■ Written request: How many lines in the listing below include the word "тасвирланг"? Answer with the number and nothing else.

Stored entries
** START **

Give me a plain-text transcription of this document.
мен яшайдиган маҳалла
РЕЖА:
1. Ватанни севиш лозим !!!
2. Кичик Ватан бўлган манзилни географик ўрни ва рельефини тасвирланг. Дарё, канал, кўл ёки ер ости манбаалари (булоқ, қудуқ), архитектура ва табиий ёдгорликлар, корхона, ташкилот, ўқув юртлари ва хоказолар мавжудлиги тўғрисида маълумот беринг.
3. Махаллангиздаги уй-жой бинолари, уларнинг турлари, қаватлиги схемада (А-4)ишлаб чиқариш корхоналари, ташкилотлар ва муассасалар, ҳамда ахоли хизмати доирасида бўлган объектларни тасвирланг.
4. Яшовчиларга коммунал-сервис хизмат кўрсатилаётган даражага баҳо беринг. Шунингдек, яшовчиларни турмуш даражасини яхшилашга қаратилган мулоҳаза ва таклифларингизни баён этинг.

** END **

■ Worked solution: 2